YOUR OBJECTIVE >>
Note each line of the listing that contains the string "image", and copy it.

Extracted records >>
[START]
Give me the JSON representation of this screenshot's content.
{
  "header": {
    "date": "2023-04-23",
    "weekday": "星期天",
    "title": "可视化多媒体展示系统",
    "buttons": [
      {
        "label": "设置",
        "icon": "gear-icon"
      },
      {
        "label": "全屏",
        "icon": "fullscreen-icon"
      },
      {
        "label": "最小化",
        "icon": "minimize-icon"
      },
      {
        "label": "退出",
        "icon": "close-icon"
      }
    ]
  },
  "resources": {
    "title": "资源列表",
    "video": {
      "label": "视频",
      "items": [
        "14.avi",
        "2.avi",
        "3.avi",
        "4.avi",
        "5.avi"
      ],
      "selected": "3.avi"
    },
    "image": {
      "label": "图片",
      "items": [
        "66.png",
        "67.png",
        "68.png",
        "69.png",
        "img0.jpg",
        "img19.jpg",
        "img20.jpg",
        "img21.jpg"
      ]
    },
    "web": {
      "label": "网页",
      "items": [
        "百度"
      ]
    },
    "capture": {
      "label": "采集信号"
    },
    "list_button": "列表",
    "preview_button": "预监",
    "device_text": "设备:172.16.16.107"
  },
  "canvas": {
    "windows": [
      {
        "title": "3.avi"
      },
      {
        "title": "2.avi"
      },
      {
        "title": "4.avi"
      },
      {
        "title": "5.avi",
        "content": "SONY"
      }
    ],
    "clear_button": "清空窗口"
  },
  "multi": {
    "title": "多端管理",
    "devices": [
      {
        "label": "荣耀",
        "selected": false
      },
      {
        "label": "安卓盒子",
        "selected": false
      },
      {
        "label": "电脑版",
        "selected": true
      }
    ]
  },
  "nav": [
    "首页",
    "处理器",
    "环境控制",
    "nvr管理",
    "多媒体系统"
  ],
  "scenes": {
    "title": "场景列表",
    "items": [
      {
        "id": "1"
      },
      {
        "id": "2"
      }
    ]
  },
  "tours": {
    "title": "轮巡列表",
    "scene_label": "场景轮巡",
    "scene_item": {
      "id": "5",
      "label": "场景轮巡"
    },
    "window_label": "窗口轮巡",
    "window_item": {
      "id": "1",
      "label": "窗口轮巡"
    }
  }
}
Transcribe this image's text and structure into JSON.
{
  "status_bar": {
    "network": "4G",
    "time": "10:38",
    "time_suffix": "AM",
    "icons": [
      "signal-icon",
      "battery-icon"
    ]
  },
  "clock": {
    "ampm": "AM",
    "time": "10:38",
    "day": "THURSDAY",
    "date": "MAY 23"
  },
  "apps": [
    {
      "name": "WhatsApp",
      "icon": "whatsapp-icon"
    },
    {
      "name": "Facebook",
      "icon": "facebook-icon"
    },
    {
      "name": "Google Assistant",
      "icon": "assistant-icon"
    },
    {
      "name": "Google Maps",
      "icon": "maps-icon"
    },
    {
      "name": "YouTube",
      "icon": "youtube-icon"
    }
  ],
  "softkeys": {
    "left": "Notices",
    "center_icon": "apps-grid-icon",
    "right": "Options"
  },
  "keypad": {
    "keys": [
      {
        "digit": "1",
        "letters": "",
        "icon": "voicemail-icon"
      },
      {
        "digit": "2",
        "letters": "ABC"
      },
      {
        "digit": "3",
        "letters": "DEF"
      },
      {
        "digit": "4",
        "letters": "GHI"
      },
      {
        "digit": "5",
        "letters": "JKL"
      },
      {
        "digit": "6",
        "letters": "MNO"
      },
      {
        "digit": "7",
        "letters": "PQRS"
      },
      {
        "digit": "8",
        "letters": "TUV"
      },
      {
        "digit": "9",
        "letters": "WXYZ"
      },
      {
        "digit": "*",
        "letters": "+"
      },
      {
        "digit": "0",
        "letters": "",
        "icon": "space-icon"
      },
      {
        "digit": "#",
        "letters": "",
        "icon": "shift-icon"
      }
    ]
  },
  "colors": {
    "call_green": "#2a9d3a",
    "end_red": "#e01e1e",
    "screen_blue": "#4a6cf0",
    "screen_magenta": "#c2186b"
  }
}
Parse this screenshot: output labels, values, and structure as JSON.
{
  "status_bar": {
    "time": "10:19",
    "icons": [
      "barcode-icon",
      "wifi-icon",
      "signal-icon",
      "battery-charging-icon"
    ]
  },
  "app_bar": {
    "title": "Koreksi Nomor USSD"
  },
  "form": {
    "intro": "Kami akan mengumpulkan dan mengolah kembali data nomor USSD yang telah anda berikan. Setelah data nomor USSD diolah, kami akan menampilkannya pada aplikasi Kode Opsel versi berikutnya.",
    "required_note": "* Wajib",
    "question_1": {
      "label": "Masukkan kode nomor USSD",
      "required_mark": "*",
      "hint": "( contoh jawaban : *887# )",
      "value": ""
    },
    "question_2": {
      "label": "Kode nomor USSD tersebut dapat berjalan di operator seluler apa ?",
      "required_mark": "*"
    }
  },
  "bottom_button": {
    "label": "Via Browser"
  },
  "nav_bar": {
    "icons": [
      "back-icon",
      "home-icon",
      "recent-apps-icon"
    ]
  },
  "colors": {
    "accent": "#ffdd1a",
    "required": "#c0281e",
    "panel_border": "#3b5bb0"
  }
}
[END]
RESULT BELOW >>
    "image": {
Transcribe this image's text and structure into JSON.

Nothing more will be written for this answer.